» **PROBLEM DESCRIPTION**:
A line counts if it contains the word "onShow" at least once. State how many such lines the records contain, giving the number alone.

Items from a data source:
==================================================
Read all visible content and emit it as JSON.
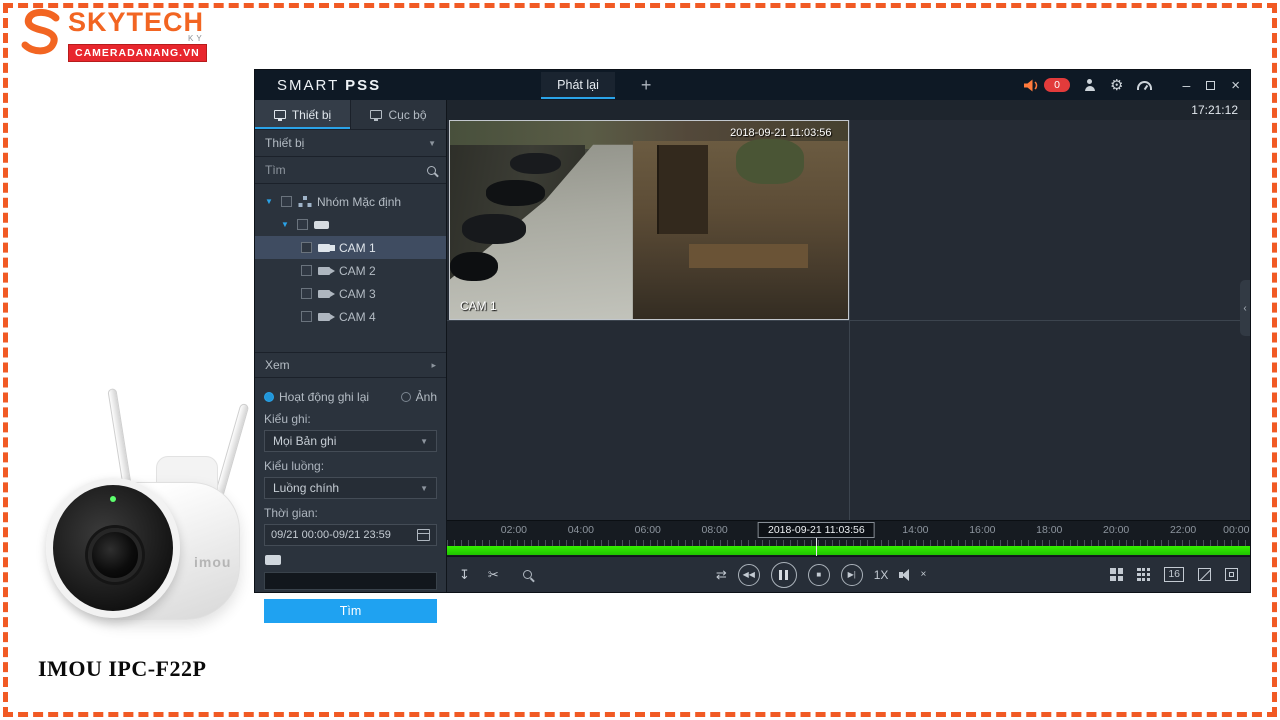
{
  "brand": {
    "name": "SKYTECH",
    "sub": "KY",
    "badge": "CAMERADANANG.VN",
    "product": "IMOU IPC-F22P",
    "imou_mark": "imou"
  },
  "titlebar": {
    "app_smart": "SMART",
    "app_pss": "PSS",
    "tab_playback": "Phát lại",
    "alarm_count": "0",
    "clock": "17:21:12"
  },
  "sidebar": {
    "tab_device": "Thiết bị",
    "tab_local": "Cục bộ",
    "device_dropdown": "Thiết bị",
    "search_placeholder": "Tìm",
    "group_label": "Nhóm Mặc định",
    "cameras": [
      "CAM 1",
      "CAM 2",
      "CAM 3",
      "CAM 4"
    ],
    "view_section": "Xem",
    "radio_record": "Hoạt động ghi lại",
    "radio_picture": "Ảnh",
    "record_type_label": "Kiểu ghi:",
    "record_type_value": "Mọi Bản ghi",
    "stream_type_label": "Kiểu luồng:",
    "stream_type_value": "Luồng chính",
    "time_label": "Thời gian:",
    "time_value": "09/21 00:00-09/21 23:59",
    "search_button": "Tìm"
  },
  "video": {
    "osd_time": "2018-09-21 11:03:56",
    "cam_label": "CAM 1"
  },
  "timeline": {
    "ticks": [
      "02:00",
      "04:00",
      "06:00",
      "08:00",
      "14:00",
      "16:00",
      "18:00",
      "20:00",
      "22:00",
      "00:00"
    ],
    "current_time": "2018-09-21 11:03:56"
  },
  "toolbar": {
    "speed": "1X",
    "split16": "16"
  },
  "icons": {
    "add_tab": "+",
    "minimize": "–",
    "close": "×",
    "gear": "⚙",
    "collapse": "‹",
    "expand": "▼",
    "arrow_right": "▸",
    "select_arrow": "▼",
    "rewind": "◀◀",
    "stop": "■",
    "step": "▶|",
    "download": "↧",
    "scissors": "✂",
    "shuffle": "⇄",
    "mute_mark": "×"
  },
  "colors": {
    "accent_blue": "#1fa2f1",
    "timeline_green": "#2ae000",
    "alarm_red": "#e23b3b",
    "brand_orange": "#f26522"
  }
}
==================================================
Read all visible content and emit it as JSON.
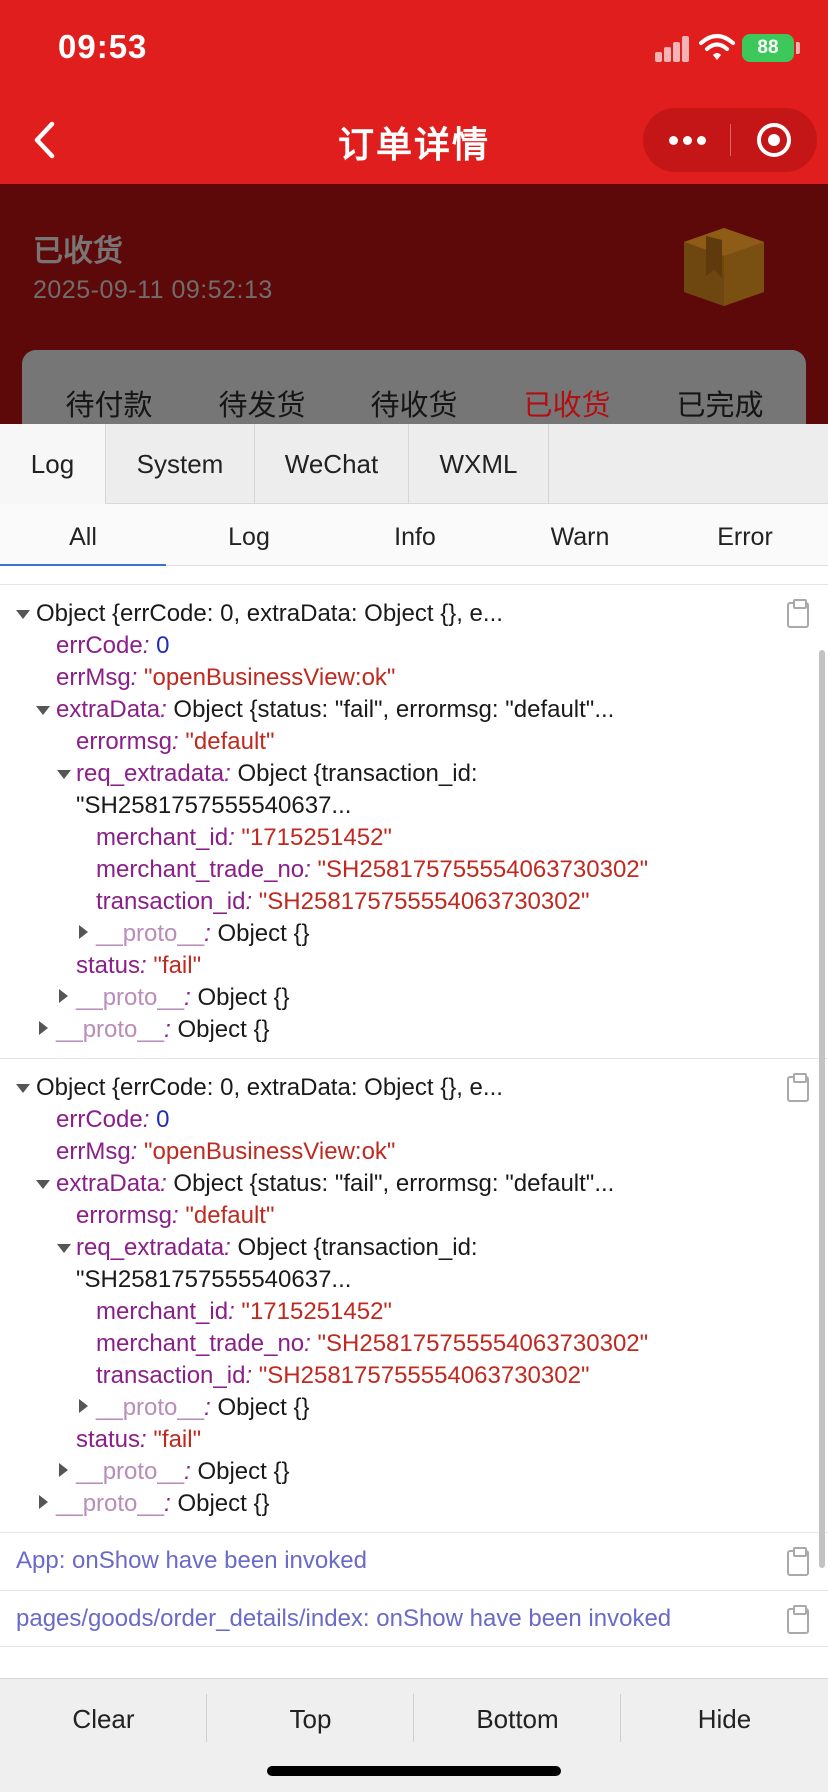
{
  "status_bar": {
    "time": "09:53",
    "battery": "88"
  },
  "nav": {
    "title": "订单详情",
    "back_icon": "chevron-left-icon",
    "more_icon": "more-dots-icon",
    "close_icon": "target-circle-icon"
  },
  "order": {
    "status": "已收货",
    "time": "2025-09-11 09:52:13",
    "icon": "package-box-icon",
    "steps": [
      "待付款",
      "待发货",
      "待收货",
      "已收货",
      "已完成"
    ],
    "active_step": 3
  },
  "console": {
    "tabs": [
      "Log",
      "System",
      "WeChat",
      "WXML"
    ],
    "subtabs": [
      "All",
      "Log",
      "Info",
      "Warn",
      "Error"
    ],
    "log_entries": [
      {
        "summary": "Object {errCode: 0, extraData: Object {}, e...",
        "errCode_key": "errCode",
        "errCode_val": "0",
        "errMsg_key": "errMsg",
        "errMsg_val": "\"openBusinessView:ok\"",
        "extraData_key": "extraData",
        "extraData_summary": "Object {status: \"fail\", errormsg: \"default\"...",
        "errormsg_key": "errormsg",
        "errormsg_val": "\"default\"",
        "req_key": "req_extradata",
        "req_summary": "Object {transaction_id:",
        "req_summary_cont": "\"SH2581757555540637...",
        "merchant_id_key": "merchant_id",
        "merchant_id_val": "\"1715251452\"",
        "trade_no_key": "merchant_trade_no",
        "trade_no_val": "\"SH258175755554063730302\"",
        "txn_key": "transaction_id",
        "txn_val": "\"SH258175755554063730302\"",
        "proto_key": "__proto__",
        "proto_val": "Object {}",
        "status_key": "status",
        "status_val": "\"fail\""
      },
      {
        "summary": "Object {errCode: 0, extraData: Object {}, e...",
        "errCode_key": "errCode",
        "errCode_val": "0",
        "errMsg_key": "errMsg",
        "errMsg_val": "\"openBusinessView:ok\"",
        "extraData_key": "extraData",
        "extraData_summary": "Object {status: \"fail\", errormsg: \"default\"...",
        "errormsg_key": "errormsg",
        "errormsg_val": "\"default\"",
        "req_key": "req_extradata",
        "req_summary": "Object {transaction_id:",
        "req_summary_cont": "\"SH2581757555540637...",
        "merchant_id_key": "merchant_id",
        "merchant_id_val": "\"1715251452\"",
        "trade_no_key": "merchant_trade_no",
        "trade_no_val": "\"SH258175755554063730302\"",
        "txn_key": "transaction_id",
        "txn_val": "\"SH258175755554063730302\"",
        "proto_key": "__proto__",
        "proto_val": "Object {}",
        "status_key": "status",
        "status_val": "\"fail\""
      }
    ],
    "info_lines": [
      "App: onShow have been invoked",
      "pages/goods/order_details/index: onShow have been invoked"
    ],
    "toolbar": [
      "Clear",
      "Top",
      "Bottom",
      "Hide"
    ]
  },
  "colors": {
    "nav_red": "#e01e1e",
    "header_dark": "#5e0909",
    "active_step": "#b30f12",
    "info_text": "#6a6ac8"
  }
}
==================================================
» **OUTPUT FOR THIS TASK**:
2